Where a line contains the string "were", copy that line.

####

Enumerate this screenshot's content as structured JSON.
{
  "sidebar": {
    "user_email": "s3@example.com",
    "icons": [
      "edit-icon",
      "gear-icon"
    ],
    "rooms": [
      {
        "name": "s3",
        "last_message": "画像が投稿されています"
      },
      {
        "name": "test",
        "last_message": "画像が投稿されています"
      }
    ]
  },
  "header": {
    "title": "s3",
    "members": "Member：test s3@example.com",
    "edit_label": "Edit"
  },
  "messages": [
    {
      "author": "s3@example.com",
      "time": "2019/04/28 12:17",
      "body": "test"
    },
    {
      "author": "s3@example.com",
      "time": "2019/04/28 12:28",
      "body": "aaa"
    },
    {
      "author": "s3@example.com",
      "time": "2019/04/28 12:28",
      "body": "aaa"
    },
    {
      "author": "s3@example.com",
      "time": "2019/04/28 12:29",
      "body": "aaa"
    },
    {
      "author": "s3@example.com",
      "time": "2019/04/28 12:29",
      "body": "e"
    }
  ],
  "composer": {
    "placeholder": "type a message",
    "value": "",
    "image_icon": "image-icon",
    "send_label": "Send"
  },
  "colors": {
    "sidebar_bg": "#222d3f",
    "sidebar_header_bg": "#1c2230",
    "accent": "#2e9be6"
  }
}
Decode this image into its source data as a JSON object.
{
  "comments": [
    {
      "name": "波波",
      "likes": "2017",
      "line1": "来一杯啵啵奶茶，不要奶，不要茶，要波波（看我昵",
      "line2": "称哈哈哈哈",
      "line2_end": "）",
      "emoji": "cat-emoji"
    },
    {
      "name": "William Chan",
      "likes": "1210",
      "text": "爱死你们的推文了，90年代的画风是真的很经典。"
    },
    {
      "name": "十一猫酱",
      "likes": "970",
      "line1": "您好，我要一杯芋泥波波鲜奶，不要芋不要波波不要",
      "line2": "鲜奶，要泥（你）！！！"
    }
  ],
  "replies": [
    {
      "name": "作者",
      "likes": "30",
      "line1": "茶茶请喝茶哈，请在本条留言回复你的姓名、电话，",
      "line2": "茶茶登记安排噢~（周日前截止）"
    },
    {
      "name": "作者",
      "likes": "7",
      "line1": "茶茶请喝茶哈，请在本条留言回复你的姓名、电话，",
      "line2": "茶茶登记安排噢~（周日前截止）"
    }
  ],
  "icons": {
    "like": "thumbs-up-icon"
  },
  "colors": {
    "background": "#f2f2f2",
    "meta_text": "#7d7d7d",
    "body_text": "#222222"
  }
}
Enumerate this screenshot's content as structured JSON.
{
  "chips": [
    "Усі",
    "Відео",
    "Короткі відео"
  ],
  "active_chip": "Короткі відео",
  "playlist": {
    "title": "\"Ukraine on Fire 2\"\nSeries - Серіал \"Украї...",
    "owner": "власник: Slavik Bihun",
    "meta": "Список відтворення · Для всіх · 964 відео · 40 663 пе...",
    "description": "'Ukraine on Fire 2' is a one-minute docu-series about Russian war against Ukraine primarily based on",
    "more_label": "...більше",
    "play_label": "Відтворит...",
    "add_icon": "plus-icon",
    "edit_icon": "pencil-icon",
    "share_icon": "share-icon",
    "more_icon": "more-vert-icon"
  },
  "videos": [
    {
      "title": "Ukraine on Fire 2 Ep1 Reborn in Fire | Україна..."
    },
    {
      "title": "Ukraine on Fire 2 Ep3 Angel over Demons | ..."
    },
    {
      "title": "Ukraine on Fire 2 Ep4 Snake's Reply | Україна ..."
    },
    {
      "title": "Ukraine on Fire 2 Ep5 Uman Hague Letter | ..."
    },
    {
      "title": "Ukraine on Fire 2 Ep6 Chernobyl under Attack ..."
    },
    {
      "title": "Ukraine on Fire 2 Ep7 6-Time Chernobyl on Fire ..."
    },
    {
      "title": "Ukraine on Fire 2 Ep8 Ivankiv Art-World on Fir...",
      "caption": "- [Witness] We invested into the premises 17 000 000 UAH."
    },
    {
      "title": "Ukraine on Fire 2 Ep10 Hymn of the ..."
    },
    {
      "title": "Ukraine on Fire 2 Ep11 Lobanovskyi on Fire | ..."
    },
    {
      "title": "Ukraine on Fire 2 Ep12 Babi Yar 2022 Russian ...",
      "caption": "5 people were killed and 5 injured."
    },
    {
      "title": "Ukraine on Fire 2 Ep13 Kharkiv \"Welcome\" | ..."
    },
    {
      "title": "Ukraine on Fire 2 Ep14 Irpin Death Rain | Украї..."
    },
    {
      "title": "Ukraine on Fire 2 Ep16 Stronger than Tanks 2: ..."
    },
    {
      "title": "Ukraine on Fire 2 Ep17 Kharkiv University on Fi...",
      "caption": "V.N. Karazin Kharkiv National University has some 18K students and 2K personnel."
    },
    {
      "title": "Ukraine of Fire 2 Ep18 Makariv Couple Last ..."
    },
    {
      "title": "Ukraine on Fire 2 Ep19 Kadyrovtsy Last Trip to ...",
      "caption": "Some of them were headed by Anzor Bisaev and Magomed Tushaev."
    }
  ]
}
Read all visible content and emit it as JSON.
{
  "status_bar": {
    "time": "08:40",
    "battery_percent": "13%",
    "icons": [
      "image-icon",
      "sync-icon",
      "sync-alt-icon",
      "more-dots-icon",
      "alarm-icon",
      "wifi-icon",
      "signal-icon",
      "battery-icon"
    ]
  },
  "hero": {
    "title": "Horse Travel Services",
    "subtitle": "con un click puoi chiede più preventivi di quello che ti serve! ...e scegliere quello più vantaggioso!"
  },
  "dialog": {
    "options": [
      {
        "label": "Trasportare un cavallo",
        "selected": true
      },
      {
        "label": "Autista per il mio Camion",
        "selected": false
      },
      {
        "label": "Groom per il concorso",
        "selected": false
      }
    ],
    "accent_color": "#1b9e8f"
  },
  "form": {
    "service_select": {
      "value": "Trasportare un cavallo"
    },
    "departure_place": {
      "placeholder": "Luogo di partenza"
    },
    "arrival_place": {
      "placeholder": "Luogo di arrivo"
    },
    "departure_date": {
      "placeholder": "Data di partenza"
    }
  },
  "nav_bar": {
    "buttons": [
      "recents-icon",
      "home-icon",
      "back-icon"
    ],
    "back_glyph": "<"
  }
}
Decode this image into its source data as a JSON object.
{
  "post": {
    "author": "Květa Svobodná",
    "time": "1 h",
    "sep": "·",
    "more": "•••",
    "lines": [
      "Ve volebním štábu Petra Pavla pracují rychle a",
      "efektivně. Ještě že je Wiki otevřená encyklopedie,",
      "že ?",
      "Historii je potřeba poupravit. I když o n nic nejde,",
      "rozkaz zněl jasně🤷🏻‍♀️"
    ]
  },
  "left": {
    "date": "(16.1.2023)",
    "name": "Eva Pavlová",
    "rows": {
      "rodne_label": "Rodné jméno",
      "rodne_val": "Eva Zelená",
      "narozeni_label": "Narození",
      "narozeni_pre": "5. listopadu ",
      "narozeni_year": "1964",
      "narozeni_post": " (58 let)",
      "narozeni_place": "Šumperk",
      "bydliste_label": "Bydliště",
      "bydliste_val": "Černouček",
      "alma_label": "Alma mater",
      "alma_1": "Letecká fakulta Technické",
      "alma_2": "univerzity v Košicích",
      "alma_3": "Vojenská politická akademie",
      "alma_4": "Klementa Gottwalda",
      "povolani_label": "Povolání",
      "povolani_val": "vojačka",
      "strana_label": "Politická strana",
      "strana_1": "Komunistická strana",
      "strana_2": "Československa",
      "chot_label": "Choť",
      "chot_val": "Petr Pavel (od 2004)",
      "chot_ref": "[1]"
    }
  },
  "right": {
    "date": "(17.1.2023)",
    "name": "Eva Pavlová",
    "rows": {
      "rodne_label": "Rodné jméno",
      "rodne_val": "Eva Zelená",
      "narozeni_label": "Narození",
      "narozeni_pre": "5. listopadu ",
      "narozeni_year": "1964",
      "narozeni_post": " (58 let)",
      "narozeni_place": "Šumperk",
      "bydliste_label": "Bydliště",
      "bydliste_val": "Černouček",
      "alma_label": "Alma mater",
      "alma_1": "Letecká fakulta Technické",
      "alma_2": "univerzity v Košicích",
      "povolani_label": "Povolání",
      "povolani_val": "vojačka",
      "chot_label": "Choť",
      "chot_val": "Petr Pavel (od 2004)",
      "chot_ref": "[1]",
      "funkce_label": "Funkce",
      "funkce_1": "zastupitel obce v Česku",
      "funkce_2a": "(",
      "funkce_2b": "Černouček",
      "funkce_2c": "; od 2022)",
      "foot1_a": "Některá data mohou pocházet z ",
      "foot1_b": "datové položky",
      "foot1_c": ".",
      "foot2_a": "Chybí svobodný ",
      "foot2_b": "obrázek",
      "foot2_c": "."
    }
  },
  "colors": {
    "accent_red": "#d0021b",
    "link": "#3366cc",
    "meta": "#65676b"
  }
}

####

> **Worked solution**
      "caption": "5 people were killed and 5 injured."
      "caption": "Some of them were headed by Anzor Bisaev and Magomed Tushaev."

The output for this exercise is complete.